Data entries
______

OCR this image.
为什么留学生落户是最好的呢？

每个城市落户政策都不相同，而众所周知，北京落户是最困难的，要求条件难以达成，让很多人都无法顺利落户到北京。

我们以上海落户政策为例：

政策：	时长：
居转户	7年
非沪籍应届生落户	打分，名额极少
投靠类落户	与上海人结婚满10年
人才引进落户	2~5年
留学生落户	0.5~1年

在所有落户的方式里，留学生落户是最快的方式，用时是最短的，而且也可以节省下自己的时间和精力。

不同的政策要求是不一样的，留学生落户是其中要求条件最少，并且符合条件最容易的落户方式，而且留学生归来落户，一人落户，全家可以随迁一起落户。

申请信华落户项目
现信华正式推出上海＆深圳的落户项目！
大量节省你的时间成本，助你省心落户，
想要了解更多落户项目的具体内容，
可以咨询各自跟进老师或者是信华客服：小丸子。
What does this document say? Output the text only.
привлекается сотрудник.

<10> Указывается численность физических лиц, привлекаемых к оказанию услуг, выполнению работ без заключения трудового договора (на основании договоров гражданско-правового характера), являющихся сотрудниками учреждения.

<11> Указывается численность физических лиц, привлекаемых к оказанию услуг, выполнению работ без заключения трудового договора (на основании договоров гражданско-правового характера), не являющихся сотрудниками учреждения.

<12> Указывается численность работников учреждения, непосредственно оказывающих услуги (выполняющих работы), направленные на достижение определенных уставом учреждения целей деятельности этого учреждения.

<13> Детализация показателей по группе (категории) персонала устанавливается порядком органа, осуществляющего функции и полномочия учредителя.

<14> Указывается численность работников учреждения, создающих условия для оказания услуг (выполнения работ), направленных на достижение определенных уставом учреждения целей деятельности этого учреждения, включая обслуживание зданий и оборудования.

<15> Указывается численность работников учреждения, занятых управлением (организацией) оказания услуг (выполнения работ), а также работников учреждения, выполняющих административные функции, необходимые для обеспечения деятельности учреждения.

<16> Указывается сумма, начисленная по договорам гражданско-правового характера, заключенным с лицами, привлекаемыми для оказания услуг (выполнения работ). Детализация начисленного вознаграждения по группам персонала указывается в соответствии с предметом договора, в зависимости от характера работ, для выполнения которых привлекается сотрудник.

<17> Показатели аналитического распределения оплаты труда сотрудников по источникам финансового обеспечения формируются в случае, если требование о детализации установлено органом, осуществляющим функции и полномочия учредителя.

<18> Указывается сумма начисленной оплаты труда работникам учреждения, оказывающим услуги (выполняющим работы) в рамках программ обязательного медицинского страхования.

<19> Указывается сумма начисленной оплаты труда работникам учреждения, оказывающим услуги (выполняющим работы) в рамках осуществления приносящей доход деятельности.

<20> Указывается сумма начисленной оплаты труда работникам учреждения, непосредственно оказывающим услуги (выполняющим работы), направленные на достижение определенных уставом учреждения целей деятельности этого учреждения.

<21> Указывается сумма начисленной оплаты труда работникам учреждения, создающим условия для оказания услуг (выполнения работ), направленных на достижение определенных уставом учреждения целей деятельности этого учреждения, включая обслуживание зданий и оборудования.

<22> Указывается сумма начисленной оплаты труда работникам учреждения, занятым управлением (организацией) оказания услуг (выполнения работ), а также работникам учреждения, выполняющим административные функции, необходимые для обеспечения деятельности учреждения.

______

Task directions =
Recopy the entries above exactly, with every line included.

Output for this exercise =
OCR this image.
为什么留学生落户是最好的呢？

每个城市落户政策都不相同，而众所周知，北京落户是最困难的，要求条件难以达成，让很多人都无法顺利落户到北京。

我们以上海落户政策为例：

政策：	时长：
居转户	7年
非沪籍应届生落户	打分，名额极少
投靠类落户	与上海人结婚满10年
人才引进落户	2~5年
留学生落户	0.5~1年

在所有落户的方式里，留学生落户是最快的方式，用时是最短的，而且也可以节省下自己的时间和精力。

不同的政策要求是不一样的，留学生落户是其中要求条件最少，并且符合条件最容易的落户方式，而且留学生归来落户，一人落户，全家可以随迁一起落户。

申请信华落户项目
现信华正式推出上海＆深圳的落户项目！
大量节省你的时间成本，助你省心落户，
想要了解更多落户项目的具体内容，
可以咨询各自跟进老师或者是信华客服：小丸子。
What does this document say? Output the text only.
привлекается сотрудник.

<10> Указывается численность физических лиц, привлекаемых к оказанию услуг, выполнению работ без заключения трудового договора (на основании договоров гражданско-правового характера), являющихся сотрудниками учреждения.

<11> Указывается численность физических лиц, привлекаемых к оказанию услуг, выполнению работ без заключения трудового договора (на основании договоров гражданско-правового характера), не являющихся сотрудниками учреждения.

<12> Указывается численность работников учреждения, непосредственно оказывающих услуги (выполняющих работы), направленные на достижение определенных уставом учреждения целей деятельности этого учреждения.

<13> Детализация показателей по группе (категории) персонала устанавливается порядком органа, осуществляющего функции и полномочия учредителя.

<14> Указывается численность работников учреждения, создающих условия для оказания услуг (выполнения работ), направленных на достижение определенных уставом учреждения целей деятельности этого учреждения, включая обслуживание зданий и оборудования.

<15> Указывается численность работников учреждения, занятых управлением (организацией) оказания услуг (выполнения работ), а также работников учреждения, выполняющих административные функции, необходимые для обеспечения деятельности учреждения.

<16> Указывается сумма, начисленная по договорам гражданско-правового характера, заключенным с лицами, привлекаемыми для оказания услуг (выполнения работ). Детализация начисленного вознаграждения по группам персонала указывается в соответствии с предметом договора, в зависимости от характера работ, для выполнения которых привлекается сотрудник.

<17> Показатели аналитического распределения оплаты труда сотрудников по источникам финансового обеспечения формируются в случае, если требование о детализации установлено органом, осуществляющим функции и полномочия учредителя.

<18> Указывается сумма начисленной оплаты труда работникам учреждения, оказывающим услуги (выполняющим работы) в рамках программ обязательного медицинского страхования.

<19> Указывается сумма начисленной оплаты труда работникам учреждения, оказывающим услуги (выполняющим работы) в рамках осуществления приносящей доход деятельности.

<20> Указывается сумма начисленной оплаты труда работникам учреждения, непосредственно оказывающим услуги (выполняющим работы), направленные на достижение определенных уставом учреждения целей деятельности этого учреждения.

<21> Указывается сумма начисленной оплаты труда работникам учреждения, создающим условия для оказания услуг (выполнения работ), направленных на достижение определенных уставом учреждения целей деятельности этого учреждения, включая обслуживание зданий и оборудования.

<22> Указывается сумма начисленной оплаты труда работникам учреждения, занятым управлением (организацией) оказания услуг (выполнения работ), а также работникам учреждения, выполняющим административные функции, необходимые для обеспечения деятельности учреждения.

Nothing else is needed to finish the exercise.